(Records shown)
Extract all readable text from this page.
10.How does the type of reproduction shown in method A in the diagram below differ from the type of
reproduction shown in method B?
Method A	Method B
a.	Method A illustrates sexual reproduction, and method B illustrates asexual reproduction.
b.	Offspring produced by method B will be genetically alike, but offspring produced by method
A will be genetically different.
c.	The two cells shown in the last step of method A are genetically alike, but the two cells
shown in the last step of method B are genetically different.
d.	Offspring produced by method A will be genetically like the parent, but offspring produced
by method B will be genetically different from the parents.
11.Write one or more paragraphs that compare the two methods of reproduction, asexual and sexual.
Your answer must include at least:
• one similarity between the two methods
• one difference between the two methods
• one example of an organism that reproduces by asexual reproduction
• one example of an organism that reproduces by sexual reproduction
(End Records shown)
Filter the records above, keeping each line that contains the word "reproduction".

» **Output of the exercise**
10.How does the type of reproduction shown in method A in the diagram below differ from the type of
reproduction shown in method B?
a.	Method A illustrates sexual reproduction, and method B illustrates asexual reproduction.
11.Write one or more paragraphs that compare the two methods of reproduction, asexual and sexual.
• one example of an organism that reproduces by asexual reproduction
• one example of an organism that reproduces by sexual reproduction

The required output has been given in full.